The request:
Reproduce the listing word for word. Skip any image.
* Begin The input *
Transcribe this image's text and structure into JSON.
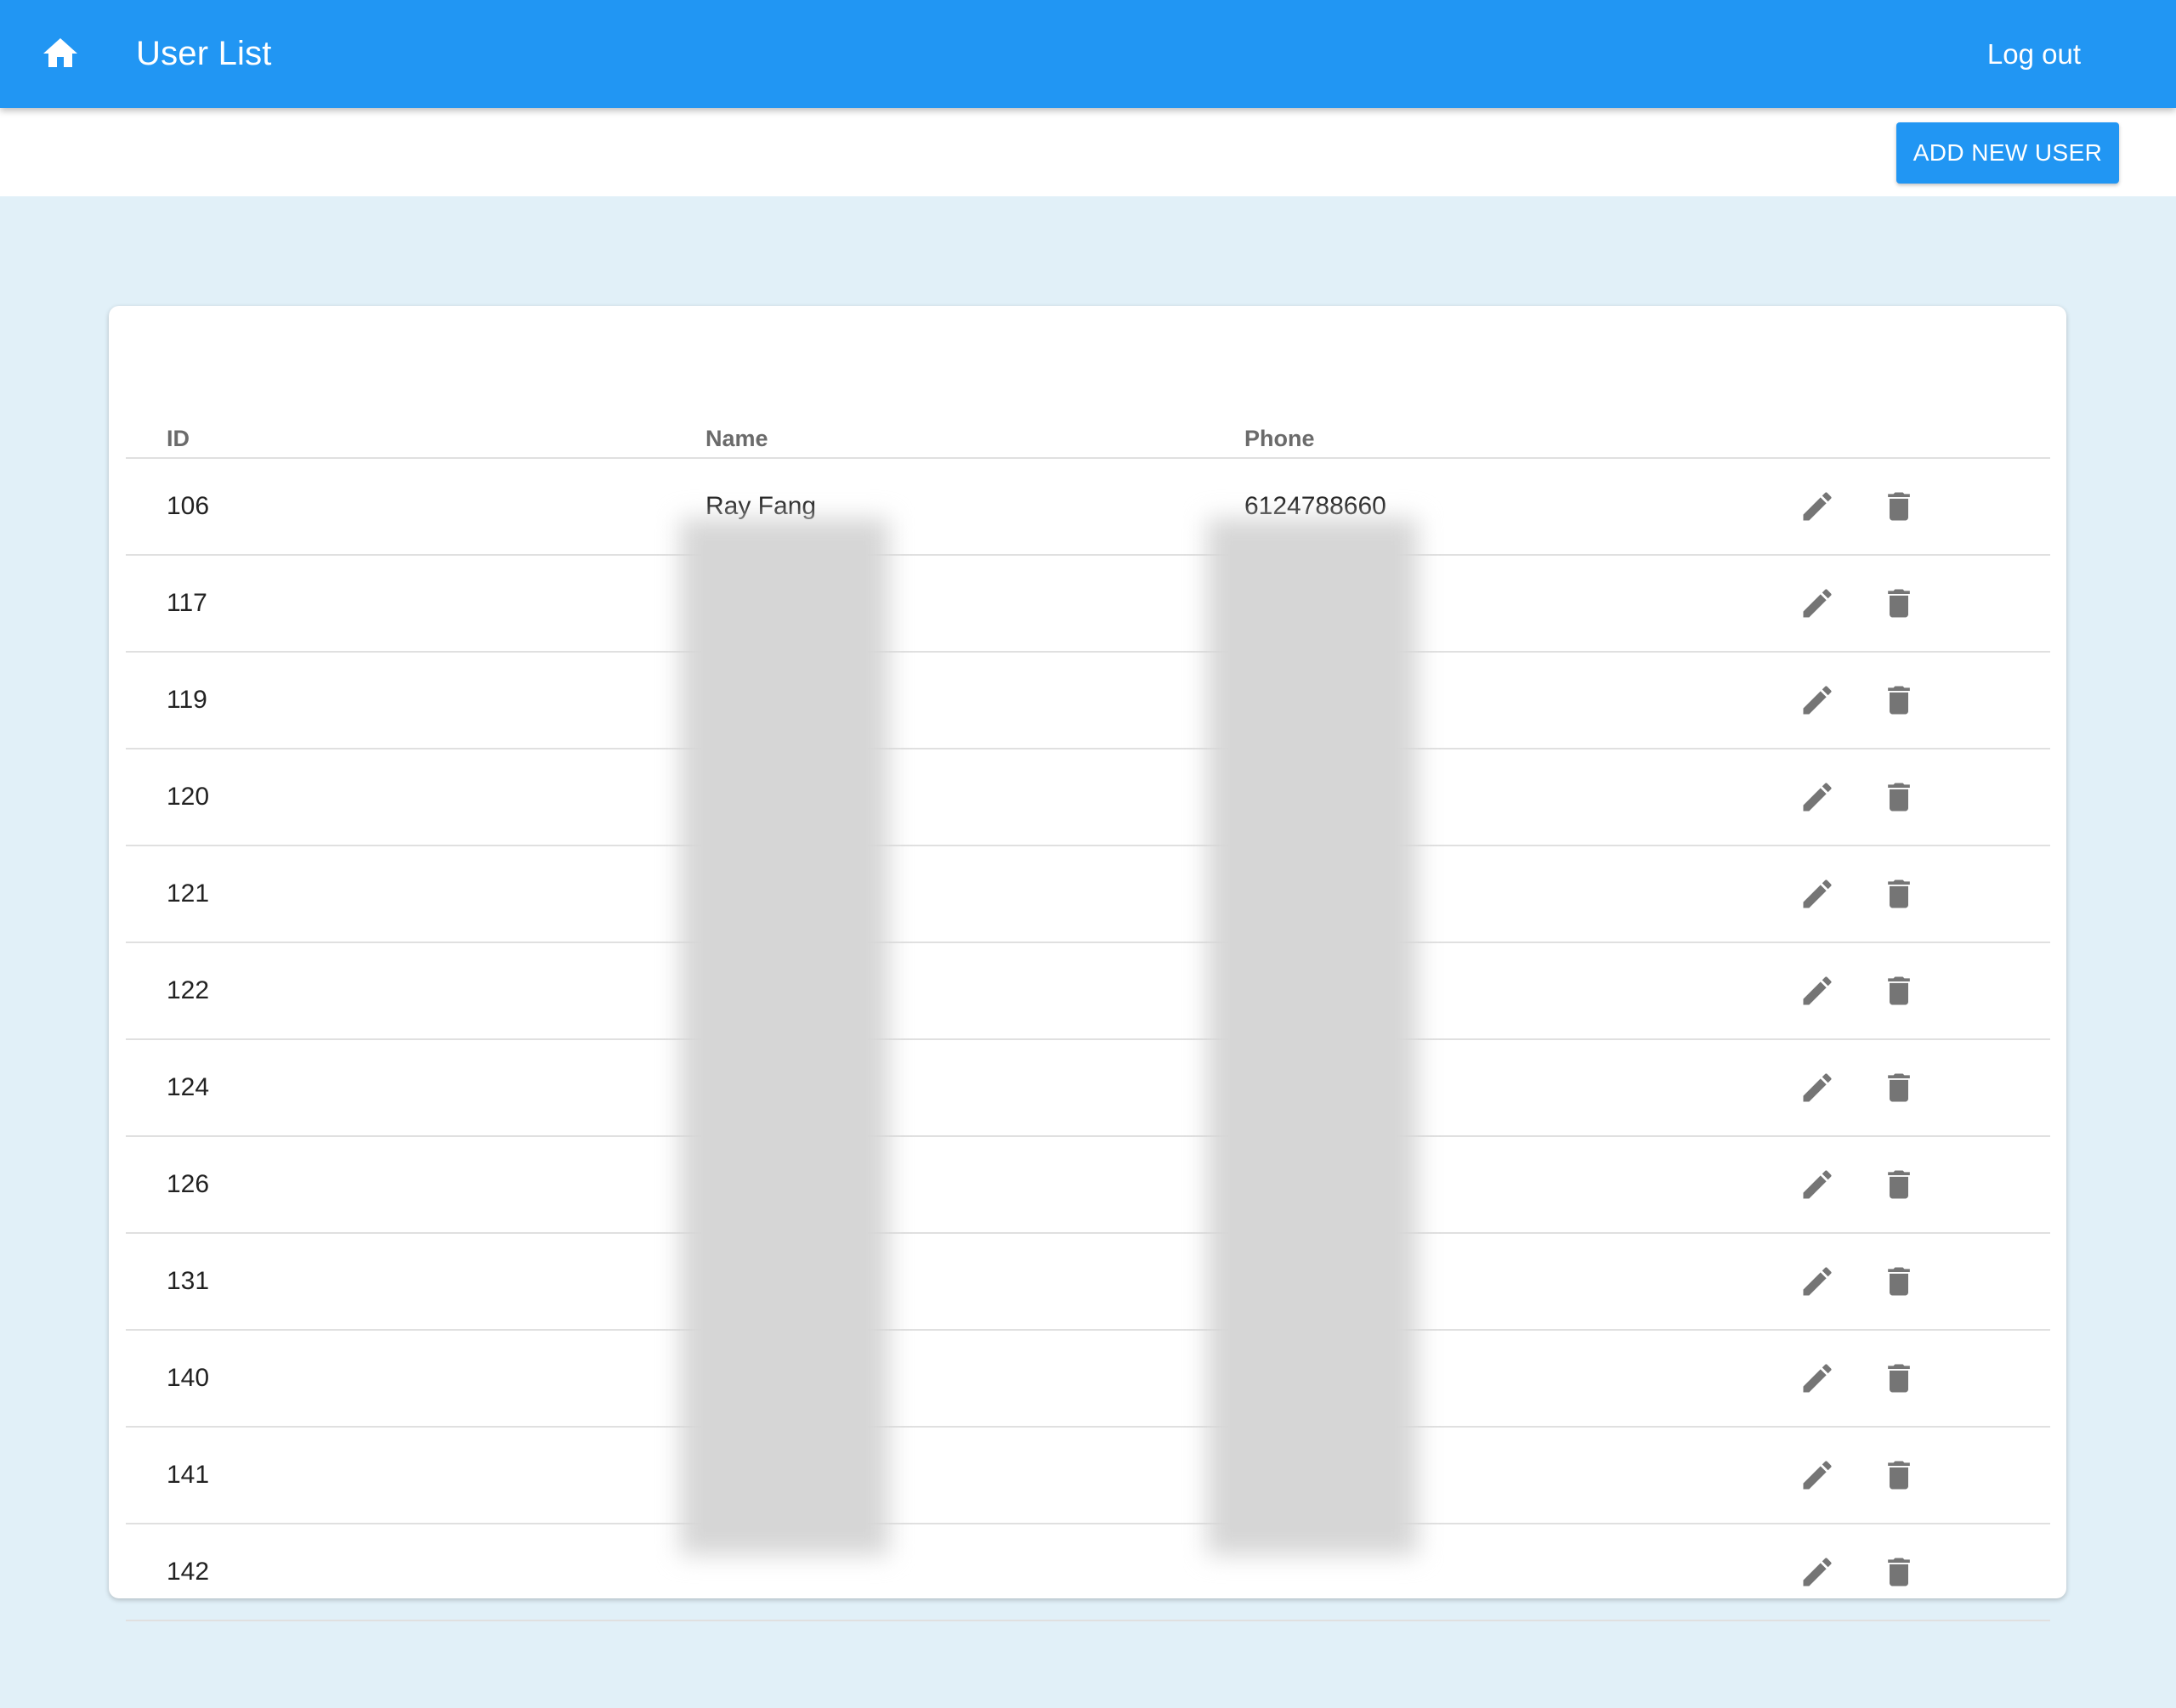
{
  "appbar": {
    "home_icon": "home-icon",
    "title": "User List",
    "logout_label": "Log out"
  },
  "toolbar": {
    "add_user_label": "ADD NEW USER"
  },
  "table": {
    "headers": {
      "id": "ID",
      "name": "Name",
      "phone": "Phone"
    },
    "rows": [
      {
        "id": "106",
        "name": "Ray Fang",
        "phone": "6124788660"
      },
      {
        "id": "117",
        "name": "",
        "phone": ""
      },
      {
        "id": "119",
        "name": "",
        "phone": ""
      },
      {
        "id": "120",
        "name": "",
        "phone": ""
      },
      {
        "id": "121",
        "name": "",
        "phone": ""
      },
      {
        "id": "122",
        "name": "",
        "phone": ""
      },
      {
        "id": "124",
        "name": "",
        "phone": ""
      },
      {
        "id": "126",
        "name": "",
        "phone": ""
      },
      {
        "id": "131",
        "name": "",
        "phone": ""
      },
      {
        "id": "140",
        "name": "",
        "phone": ""
      },
      {
        "id": "141",
        "name": "",
        "phone": ""
      },
      {
        "id": "142",
        "name": "",
        "phone": ""
      }
    ],
    "row_actions": {
      "edit_icon": "pencil-icon",
      "delete_icon": "trash-icon"
    }
  },
  "colors": {
    "primary": "#2196f3",
    "page_background": "#e1f0f8",
    "icon_gray": "#757575"
  }
}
* End The input *
Solution to this problem:
Transcribe this image's text and structure into JSON.
{
  "appbar": {
    "home_icon": "home-icon",
    "title": "User List",
    "logout_label": "Log out"
  },
  "toolbar": {
    "add_user_label": "ADD NEW USER"
  },
  "table": {
    "headers": {
      "id": "ID",
      "name": "Name",
      "phone": "Phone"
    },
    "rows": [
      {
        "id": "106",
        "name": "Ray Fang",
        "phone": "6124788660"
      },
      {
        "id": "117",
        "name": "",
        "phone": ""
      },
      {
        "id": "119",
        "name": "",
        "phone": ""
      },
      {
        "id": "120",
        "name": "",
        "phone": ""
      },
      {
        "id": "121",
        "name": "",
        "phone": ""
      },
      {
        "id": "122",
        "name": "",
        "phone": ""
      },
      {
        "id": "124",
        "name": "",
        "phone": ""
      },
      {
        "id": "126",
        "name": "",
        "phone": ""
      },
      {
        "id": "131",
        "name": "",
        "phone": ""
      },
      {
        "id": "140",
        "name": "",
        "phone": ""
      },
      {
        "id": "141",
        "name": "",
        "phone": ""
      },
      {
        "id": "142",
        "name": "",
        "phone": ""
      }
    ],
    "row_actions": {
      "edit_icon": "pencil-icon",
      "delete_icon": "trash-icon"
    }
  },
  "colors": {
    "primary": "#2196f3",
    "page_background": "#e1f0f8",
    "icon_gray": "#757575"
  }
}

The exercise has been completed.